WORK INSTRUCTIONS —
Check every line below for the word "left" and copy the ones that have it.
___ INPUT RECORDS
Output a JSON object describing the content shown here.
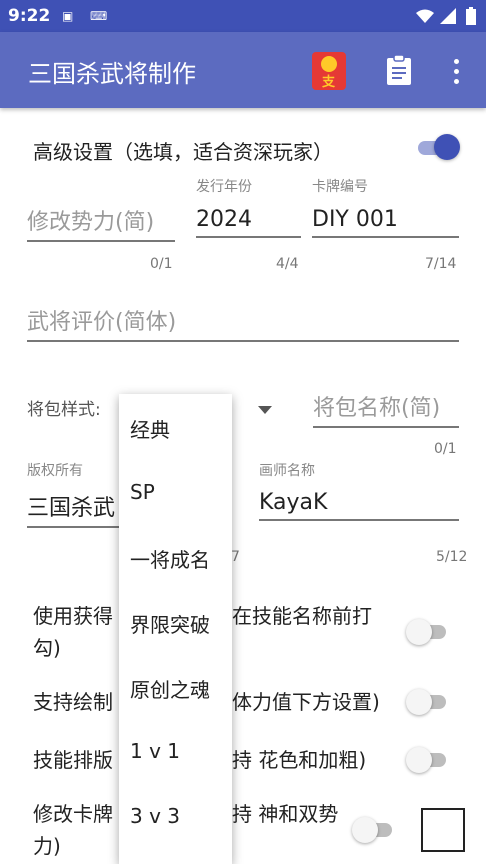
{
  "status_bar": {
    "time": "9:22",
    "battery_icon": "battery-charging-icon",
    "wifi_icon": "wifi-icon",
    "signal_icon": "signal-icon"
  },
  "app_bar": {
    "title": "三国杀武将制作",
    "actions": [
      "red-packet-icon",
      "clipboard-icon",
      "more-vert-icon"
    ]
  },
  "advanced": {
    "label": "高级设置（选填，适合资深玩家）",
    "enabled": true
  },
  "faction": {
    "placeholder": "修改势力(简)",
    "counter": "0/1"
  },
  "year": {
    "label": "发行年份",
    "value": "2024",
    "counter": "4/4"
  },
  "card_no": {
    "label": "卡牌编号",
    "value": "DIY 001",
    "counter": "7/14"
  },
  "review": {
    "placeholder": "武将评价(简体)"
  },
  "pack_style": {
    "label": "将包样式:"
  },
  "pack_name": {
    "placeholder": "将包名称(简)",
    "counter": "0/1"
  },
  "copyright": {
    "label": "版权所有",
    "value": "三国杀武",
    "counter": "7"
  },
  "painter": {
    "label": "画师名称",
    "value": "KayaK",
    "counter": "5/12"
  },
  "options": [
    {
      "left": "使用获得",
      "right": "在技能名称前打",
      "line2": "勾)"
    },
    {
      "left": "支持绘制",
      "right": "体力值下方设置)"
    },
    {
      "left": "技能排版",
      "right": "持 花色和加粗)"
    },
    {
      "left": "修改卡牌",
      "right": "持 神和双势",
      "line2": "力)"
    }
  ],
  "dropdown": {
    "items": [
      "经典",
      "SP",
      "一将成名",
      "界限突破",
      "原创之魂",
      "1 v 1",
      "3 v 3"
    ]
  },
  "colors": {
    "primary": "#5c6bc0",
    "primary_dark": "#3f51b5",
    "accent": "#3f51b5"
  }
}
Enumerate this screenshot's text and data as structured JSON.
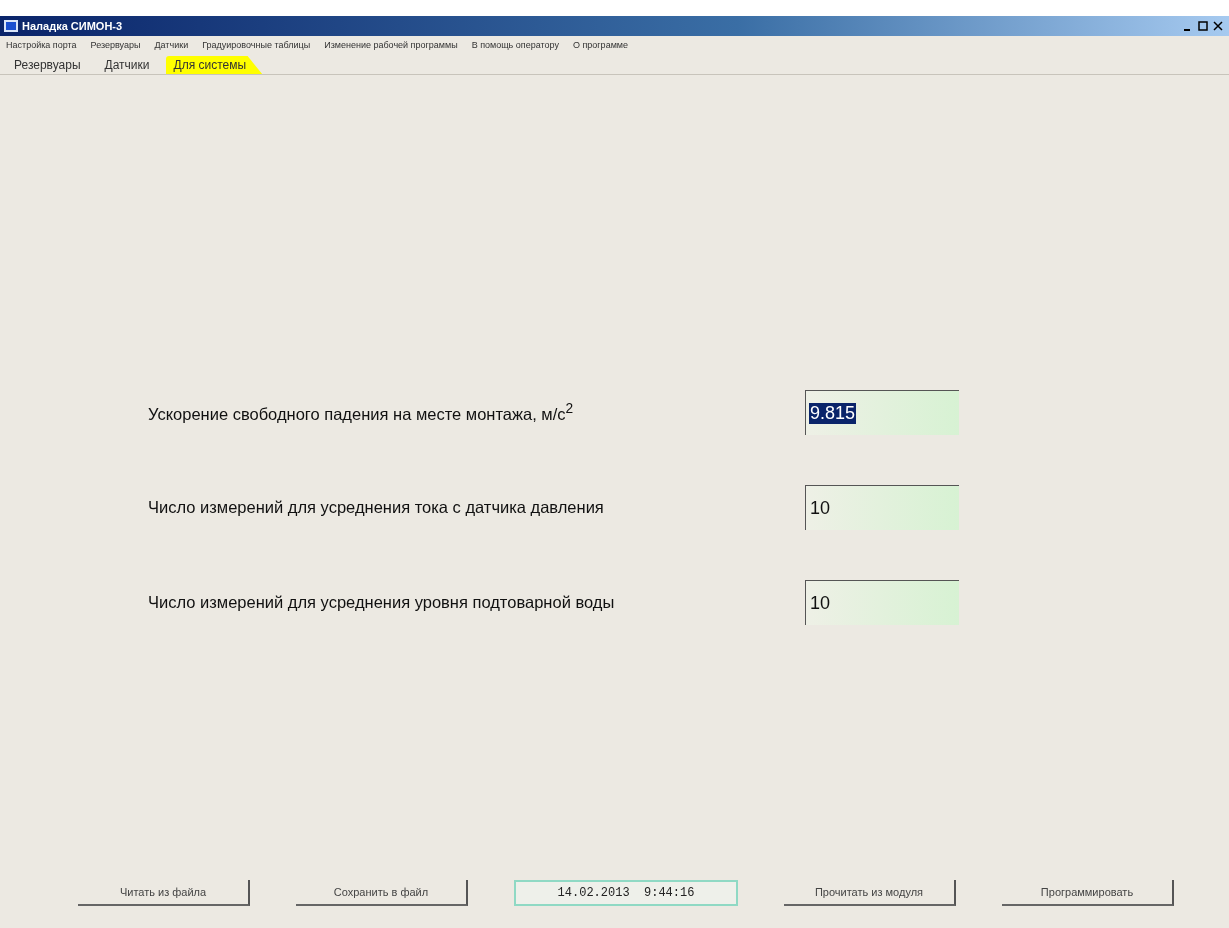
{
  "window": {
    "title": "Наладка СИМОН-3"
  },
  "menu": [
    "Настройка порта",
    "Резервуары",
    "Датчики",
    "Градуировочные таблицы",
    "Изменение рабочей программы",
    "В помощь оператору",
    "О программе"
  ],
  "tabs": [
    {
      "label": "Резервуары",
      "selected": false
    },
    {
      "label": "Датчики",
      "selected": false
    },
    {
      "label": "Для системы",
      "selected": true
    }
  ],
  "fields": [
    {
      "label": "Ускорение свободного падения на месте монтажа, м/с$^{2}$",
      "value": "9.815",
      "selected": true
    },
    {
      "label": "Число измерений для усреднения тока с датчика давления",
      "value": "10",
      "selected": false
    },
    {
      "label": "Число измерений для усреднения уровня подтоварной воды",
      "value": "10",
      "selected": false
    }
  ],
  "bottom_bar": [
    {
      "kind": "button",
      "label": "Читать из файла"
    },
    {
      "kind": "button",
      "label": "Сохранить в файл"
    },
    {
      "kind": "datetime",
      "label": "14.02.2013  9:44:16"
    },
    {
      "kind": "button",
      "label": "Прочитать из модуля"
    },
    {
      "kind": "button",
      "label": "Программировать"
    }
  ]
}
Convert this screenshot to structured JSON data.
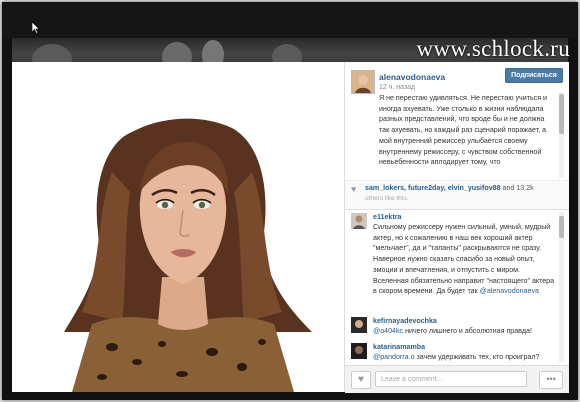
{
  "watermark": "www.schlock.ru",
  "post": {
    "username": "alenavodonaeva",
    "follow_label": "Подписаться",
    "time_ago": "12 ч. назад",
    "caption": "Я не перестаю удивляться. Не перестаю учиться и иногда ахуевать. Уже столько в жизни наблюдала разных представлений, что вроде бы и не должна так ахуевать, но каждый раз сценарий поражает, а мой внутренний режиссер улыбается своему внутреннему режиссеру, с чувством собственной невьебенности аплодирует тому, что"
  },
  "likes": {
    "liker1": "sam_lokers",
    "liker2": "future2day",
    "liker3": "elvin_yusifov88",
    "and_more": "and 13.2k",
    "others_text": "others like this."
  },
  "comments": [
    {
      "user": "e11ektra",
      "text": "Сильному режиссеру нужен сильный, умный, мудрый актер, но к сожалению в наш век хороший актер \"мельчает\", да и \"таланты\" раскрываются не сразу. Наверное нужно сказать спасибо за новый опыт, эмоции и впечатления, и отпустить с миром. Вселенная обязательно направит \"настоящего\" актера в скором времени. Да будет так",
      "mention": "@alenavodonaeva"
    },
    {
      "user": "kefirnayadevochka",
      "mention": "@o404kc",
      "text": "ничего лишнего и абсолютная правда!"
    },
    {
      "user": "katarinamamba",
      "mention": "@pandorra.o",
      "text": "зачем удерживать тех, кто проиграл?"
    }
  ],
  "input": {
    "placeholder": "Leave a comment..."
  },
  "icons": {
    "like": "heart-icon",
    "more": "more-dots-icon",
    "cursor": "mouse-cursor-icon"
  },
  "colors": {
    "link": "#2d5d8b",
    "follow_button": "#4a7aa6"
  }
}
______
OUTPUT FOR THIS EXERCISE —
      "left": "使用获得",
      "left": "支持绘制",
      "left": "技能排版",
      "left": "修改卡牌",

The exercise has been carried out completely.